§ **Data excerpts**:

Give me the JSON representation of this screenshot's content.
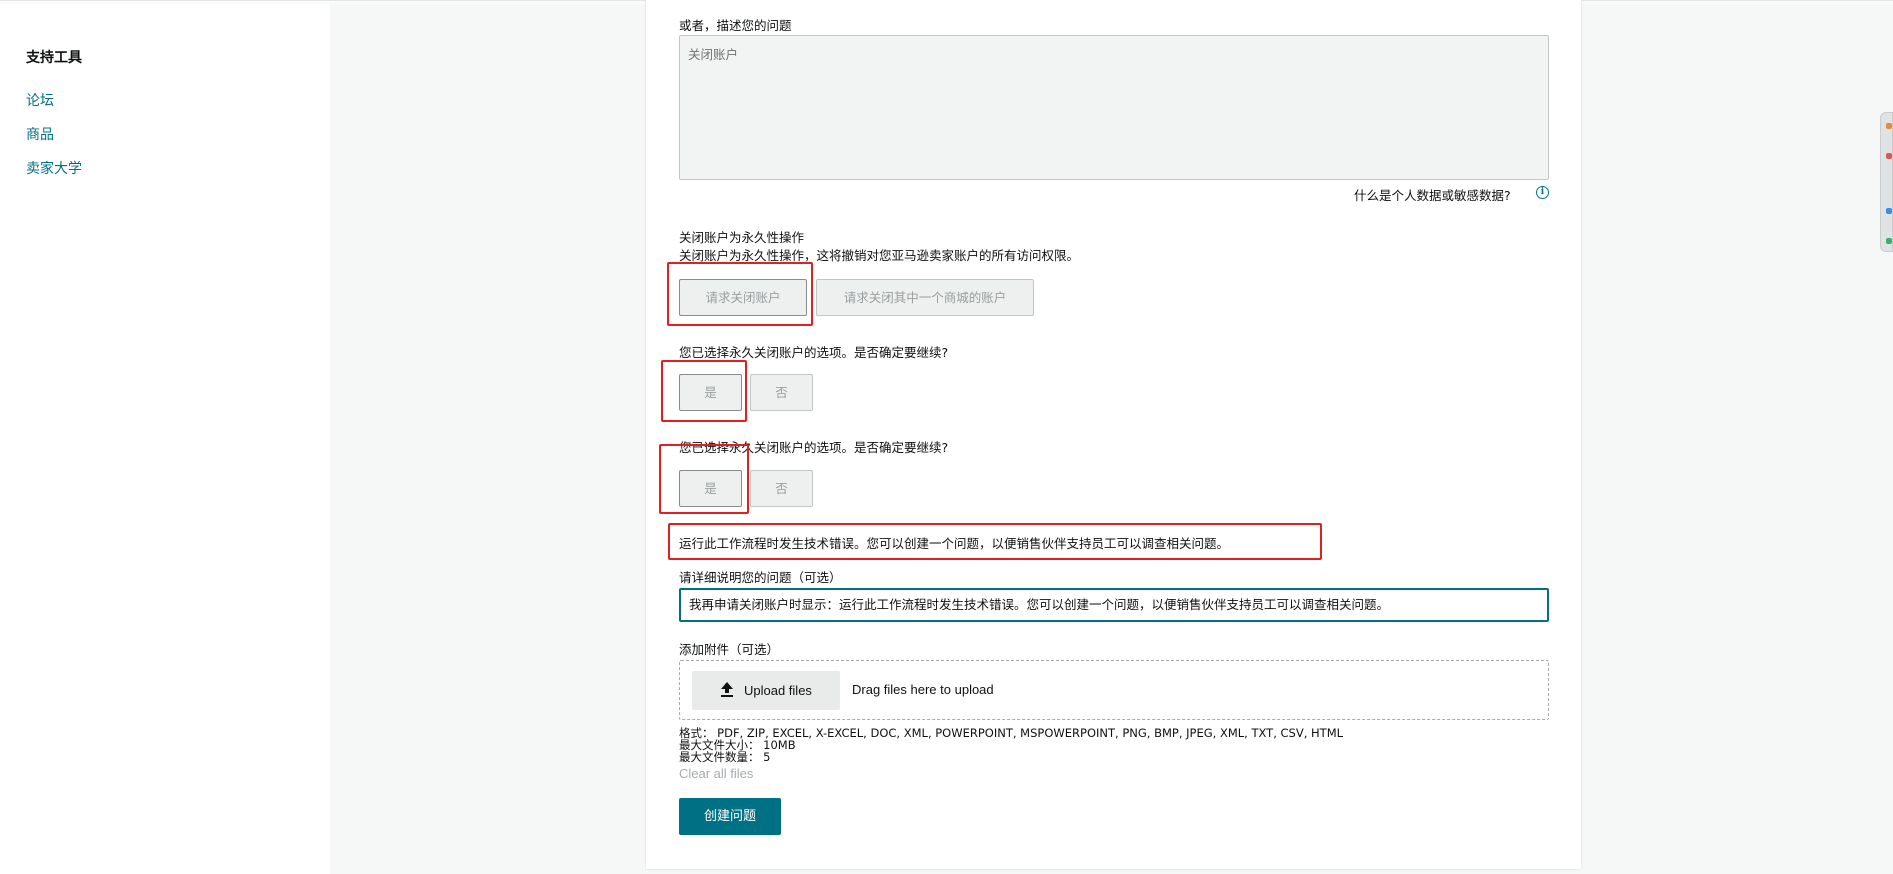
{
  "sidebar": {
    "title": "支持工具",
    "links": [
      "论坛",
      "商品",
      "卖家大学"
    ]
  },
  "form": {
    "describe_label": "或者，描述您的问题",
    "describe_value": "关闭账户",
    "sensitive_help": "什么是个人数据或敏感数据?",
    "info_icon": "i",
    "close_title": "关闭账户为永久性操作",
    "close_desc": "关闭账户为永久性操作，这将撤销对您亚马逊卖家账户的所有访问权限。",
    "request_close_button": "请求关闭账户",
    "request_close_store_button": "请求关闭其中一个商城的账户",
    "confirm_question_1": "您已选择永久关闭账户的选项。是否确定要继续?",
    "yes_1": "是",
    "no_1": "否",
    "confirm_question_2": "您已选择永久关闭账户的选项。是否确定要继续?",
    "yes_2": "是",
    "no_2": "否",
    "error_message": "运行此工作流程时发生技术错误。您可以创建一个问题，以便销售伙伴支持员工可以调查相关问题。",
    "detail_label": "请详细说明您的问题（可选）",
    "detail_value": "我再申请关闭账户时显示：运行此工作流程时发生技术错误。您可以创建一个问题，以便销售伙伴支持员工可以调查相关问题。",
    "attachment_label": "添加附件（可选）",
    "upload_button": "Upload files",
    "drag_text": "Drag files here to upload",
    "formats_line": "格式：  PDF, ZIP, EXCEL, X-EXCEL, DOC, XML, POWERPOINT, MSPOWERPOINT, PNG, BMP, JPEG, XML, TXT, CSV, HTML",
    "max_size_line": "最大文件大小：  10MB",
    "max_count_line": "最大文件数量：  5",
    "clear_files": "Clear all files",
    "create_button": "创建问题"
  },
  "colors": {
    "accent": "#007185",
    "annotation": "#e02020",
    "card_bg": "#ffffff",
    "page_bg": "#f6f7f7"
  },
  "icons": [
    "upload-icon",
    "info-icon"
  ]
}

§ **Do this**:
Gather each line in the data that holds the string "files".

§ **Finished task**:
    "upload_button": "Upload files",
    "drag_text": "Drag files here to upload",
    "clear_files": "Clear all files",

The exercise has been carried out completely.